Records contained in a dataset

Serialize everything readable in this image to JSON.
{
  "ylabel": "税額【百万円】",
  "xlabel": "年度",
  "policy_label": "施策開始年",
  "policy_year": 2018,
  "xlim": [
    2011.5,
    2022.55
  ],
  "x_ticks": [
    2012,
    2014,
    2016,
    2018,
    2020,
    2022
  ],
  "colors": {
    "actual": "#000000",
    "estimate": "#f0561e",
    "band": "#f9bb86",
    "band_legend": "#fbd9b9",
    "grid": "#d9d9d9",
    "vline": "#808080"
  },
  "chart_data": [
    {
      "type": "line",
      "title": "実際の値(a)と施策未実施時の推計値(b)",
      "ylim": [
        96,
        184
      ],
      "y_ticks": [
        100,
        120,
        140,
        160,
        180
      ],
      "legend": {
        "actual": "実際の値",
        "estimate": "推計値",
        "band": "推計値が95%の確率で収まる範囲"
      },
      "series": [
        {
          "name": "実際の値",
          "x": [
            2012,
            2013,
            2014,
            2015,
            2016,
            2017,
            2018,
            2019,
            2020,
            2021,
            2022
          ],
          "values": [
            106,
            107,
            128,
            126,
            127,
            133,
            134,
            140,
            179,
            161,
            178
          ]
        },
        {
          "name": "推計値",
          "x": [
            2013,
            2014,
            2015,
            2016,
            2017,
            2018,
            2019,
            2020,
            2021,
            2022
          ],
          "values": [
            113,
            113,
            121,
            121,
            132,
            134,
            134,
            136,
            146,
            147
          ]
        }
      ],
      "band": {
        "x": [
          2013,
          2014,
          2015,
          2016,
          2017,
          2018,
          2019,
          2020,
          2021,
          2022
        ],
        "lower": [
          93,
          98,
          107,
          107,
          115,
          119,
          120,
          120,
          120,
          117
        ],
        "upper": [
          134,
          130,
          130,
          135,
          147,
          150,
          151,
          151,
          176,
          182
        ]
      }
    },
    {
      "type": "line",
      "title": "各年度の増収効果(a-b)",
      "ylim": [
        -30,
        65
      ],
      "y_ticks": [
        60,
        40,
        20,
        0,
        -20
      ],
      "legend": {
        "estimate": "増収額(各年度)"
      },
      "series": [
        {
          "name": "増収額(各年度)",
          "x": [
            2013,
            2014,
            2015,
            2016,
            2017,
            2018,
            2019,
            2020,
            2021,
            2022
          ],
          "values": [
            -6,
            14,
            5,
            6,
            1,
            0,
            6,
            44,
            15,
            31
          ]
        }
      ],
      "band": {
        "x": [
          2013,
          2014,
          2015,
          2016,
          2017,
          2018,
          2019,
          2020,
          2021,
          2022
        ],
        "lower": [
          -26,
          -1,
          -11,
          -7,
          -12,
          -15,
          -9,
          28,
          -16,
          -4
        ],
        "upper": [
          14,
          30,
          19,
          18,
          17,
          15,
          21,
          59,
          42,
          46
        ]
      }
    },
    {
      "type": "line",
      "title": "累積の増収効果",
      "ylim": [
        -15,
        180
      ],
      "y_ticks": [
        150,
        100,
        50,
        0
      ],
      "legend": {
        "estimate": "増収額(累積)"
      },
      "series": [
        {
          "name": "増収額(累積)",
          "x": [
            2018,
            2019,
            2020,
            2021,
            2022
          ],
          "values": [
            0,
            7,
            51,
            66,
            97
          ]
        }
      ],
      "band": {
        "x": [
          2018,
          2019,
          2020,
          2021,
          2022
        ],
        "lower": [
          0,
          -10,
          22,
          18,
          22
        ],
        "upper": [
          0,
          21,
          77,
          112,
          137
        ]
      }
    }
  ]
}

What you will do. Copy out all lines where the word "title" appears.

Task output.
      "title": "実際の値(a)と施策未実施時の推計値(b)",
      "title": "各年度の増収効果(a-b)",
      "title": "累積の増収効果",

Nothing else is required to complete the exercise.